■ Task description
Transcribe every line of the records verbatim.
* Begin *
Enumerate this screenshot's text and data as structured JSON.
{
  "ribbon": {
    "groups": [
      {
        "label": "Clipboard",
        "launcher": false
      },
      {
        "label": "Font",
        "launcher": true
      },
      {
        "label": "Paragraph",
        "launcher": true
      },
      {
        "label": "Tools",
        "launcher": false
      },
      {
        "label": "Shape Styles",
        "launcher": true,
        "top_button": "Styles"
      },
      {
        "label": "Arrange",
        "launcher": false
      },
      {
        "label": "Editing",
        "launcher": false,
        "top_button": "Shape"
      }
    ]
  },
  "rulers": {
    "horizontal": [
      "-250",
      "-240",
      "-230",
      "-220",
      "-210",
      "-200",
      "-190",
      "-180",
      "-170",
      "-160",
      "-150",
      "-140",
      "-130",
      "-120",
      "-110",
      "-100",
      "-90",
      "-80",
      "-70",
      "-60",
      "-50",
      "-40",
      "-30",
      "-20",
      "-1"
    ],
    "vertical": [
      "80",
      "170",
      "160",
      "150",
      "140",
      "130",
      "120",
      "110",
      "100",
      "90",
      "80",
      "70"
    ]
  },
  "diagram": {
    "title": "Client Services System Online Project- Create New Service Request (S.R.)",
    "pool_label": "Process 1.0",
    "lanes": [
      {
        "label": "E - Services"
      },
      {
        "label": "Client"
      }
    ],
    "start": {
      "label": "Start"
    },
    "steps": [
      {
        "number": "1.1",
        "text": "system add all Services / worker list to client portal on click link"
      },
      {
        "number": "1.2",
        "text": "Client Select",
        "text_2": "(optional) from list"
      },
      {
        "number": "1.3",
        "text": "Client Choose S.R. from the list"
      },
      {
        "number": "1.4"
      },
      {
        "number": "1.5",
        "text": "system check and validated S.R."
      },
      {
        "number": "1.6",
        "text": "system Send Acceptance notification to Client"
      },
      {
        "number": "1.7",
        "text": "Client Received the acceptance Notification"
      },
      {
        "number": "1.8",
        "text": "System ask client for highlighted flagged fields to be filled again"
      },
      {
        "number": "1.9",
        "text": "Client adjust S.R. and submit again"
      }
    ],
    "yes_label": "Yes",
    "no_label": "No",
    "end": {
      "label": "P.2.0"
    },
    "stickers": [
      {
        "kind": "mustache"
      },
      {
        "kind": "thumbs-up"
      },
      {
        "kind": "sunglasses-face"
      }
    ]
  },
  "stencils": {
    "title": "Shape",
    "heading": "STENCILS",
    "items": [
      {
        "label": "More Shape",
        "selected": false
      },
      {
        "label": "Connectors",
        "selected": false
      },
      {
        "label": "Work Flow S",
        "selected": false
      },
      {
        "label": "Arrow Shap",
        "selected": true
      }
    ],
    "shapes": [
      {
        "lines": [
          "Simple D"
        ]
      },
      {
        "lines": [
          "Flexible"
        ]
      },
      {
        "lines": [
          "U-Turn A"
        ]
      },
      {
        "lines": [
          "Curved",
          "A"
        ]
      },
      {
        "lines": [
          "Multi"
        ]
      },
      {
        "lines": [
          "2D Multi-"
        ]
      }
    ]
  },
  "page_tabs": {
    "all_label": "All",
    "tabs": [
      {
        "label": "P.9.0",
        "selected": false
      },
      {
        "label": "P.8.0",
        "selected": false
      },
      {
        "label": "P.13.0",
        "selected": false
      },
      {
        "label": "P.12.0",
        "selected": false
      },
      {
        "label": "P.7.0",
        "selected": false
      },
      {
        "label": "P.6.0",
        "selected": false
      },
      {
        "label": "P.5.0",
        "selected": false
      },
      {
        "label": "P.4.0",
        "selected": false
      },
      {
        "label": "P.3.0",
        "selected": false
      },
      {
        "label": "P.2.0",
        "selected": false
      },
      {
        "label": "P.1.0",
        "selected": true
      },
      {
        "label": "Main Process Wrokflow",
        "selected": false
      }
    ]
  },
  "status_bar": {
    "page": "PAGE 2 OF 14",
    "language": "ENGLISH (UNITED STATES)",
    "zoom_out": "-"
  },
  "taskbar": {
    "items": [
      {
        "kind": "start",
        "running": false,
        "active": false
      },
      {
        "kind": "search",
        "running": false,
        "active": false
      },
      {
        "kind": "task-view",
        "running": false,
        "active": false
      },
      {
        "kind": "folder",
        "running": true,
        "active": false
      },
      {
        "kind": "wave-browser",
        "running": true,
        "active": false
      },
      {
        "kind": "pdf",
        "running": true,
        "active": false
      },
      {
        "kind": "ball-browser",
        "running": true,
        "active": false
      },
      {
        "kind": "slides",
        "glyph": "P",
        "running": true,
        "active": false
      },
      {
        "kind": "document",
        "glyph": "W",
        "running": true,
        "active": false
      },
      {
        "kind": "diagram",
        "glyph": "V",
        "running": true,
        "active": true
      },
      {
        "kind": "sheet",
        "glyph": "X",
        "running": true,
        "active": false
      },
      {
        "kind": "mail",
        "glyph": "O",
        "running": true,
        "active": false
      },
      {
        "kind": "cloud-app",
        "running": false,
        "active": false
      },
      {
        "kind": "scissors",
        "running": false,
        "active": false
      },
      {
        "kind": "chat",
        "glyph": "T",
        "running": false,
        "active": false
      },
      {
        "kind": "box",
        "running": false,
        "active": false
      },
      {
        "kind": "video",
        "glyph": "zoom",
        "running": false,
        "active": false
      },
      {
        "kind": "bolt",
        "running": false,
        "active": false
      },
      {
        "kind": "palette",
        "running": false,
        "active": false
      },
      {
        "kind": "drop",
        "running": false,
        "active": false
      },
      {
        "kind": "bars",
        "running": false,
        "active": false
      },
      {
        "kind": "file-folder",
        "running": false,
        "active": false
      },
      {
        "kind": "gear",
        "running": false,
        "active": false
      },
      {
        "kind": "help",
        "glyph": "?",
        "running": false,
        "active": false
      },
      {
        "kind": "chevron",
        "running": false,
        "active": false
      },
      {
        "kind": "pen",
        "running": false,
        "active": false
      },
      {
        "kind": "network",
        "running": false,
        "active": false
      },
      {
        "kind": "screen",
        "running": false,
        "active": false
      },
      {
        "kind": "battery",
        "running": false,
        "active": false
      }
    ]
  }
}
* End *
■ Task result
Enumerate this screenshot's text and data as structured JSON.
{
  "ribbon": {
    "groups": [
      {
        "label": "Clipboard",
        "launcher": false
      },
      {
        "label": "Font",
        "launcher": true
      },
      {
        "label": "Paragraph",
        "launcher": true
      },
      {
        "label": "Tools",
        "launcher": false
      },
      {
        "label": "Shape Styles",
        "launcher": true,
        "top_button": "Styles"
      },
      {
        "label": "Arrange",
        "launcher": false
      },
      {
        "label": "Editing",
        "launcher": false,
        "top_button": "Shape"
      }
    ]
  },
  "rulers": {
    "horizontal": [
      "-250",
      "-240",
      "-230",
      "-220",
      "-210",
      "-200",
      "-190",
      "-180",
      "-170",
      "-160",
      "-150",
      "-140",
      "-130",
      "-120",
      "-110",
      "-100",
      "-90",
      "-80",
      "-70",
      "-60",
      "-50",
      "-40",
      "-30",
      "-20",
      "-1"
    ],
    "vertical": [
      "80",
      "170",
      "160",
      "150",
      "140",
      "130",
      "120",
      "110",
      "100",
      "90",
      "80",
      "70"
    ]
  },
  "diagram": {
    "title": "Client Services System Online Project- Create New Service Request (S.R.)",
    "pool_label": "Process 1.0",
    "lanes": [
      {
        "label": "E - Services"
      },
      {
        "label": "Client"
      }
    ],
    "start": {
      "label": "Start"
    },
    "steps": [
      {
        "number": "1.1",
        "text": "system add all Services / worker list to client portal on click link"
      },
      {
        "number": "1.2",
        "text": "Client Select",
        "text_2": "(optional) from list"
      },
      {
        "number": "1.3",
        "text": "Client Choose S.R. from the list"
      },
      {
        "number": "1.4"
      },
      {
        "number": "1.5",
        "text": "system check and validated S.R."
      },
      {
        "number": "1.6",
        "text": "system Send Acceptance notification to Client"
      },
      {
        "number": "1.7",
        "text": "Client Received the acceptance Notification"
      },
      {
        "number": "1.8",
        "text": "System ask client for highlighted flagged fields to be filled again"
      },
      {
        "number": "1.9",
        "text": "Client adjust S.R. and submit again"
      }
    ],
    "yes_label": "Yes",
    "no_label": "No",
    "end": {
      "label": "P.2.0"
    },
    "stickers": [
      {
        "kind": "mustache"
      },
      {
        "kind": "thumbs-up"
      },
      {
        "kind": "sunglasses-face"
      }
    ]
  },
  "stencils": {
    "title": "Shape",
    "heading": "STENCILS",
    "items": [
      {
        "label": "More Shape",
        "selected": false
      },
      {
        "label": "Connectors",
        "selected": false
      },
      {
        "label": "Work Flow S",
        "selected": false
      },
      {
        "label": "Arrow Shap",
        "selected": true
      }
    ],
    "shapes": [
      {
        "lines": [
          "Simple D"
        ]
      },
      {
        "lines": [
          "Flexible"
        ]
      },
      {
        "lines": [
          "U-Turn A"
        ]
      },
      {
        "lines": [
          "Curved",
          "A"
        ]
      },
      {
        "lines": [
          "Multi"
        ]
      },
      {
        "lines": [
          "2D Multi-"
        ]
      }
    ]
  },
  "page_tabs": {
    "all_label": "All",
    "tabs": [
      {
        "label": "P.9.0",
        "selected": false
      },
      {
        "label": "P.8.0",
        "selected": false
      },
      {
        "label": "P.13.0",
        "selected": false
      },
      {
        "label": "P.12.0",
        "selected": false
      },
      {
        "label": "P.7.0",
        "selected": false
      },
      {
        "label": "P.6.0",
        "selected": false
      },
      {
        "label": "P.5.0",
        "selected": false
      },
      {
        "label": "P.4.0",
        "selected": false
      },
      {
        "label": "P.3.0",
        "selected": false
      },
      {
        "label": "P.2.0",
        "selected": false
      },
      {
        "label": "P.1.0",
        "selected": true
      },
      {
        "label": "Main Process Wrokflow",
        "selected": false
      }
    ]
  },
  "status_bar": {
    "page": "PAGE 2 OF 14",
    "language": "ENGLISH (UNITED STATES)",
    "zoom_out": "-"
  },
  "taskbar": {
    "items": [
      {
        "kind": "start",
        "running": false,
        "active": false
      },
      {
        "kind": "search",
        "running": false,
        "active": false
      },
      {
        "kind": "task-view",
        "running": false,
        "active": false
      },
      {
        "kind": "folder",
        "running": true,
        "active": false
      },
      {
        "kind": "wave-browser",
        "running": true,
        "active": false
      },
      {
        "kind": "pdf",
        "running": true,
        "active": false
      },
      {
        "kind": "ball-browser",
        "running": true,
        "active": false
      },
      {
        "kind": "slides",
        "glyph": "P",
        "running": true,
        "active": false
      },
      {
        "kind": "document",
        "glyph": "W",
        "running": true,
        "active": false
      },
      {
        "kind": "diagram",
        "glyph": "V",
        "running": true,
        "active": true
      },
      {
        "kind": "sheet",
        "glyph": "X",
        "running": true,
        "active": false
      },
      {
        "kind": "mail",
        "glyph": "O",
        "running": true,
        "active": false
      },
      {
        "kind": "cloud-app",
        "running": false,
        "active": false
      },
      {
        "kind": "scissors",
        "running": false,
        "active": false
      },
      {
        "kind": "chat",
        "glyph": "T",
        "running": false,
        "active": false
      },
      {
        "kind": "box",
        "running": false,
        "active": false
      },
      {
        "kind": "video",
        "glyph": "zoom",
        "running": false,
        "active": false
      },
      {
        "kind": "bolt",
        "running": false,
        "active": false
      },
      {
        "kind": "palette",
        "running": false,
        "active": false
      },
      {
        "kind": "drop",
        "running": false,
        "active": false
      },
      {
        "kind": "bars",
        "running": false,
        "active": false
      },
      {
        "kind": "file-folder",
        "running": false,
        "active": false
      },
      {
        "kind": "gear",
        "running": false,
        "active": false
      },
      {
        "kind": "help",
        "glyph": "?",
        "running": false,
        "active": false
      },
      {
        "kind": "chevron",
        "running": false,
        "active": false
      },
      {
        "kind": "pen",
        "running": false,
        "active": false
      },
      {
        "kind": "network",
        "running": false,
        "active": false
      },
      {
        "kind": "screen",
        "running": false,
        "active": false
      },
      {
        "kind": "battery",
        "running": false,
        "active": false
      }
    ]
  }
}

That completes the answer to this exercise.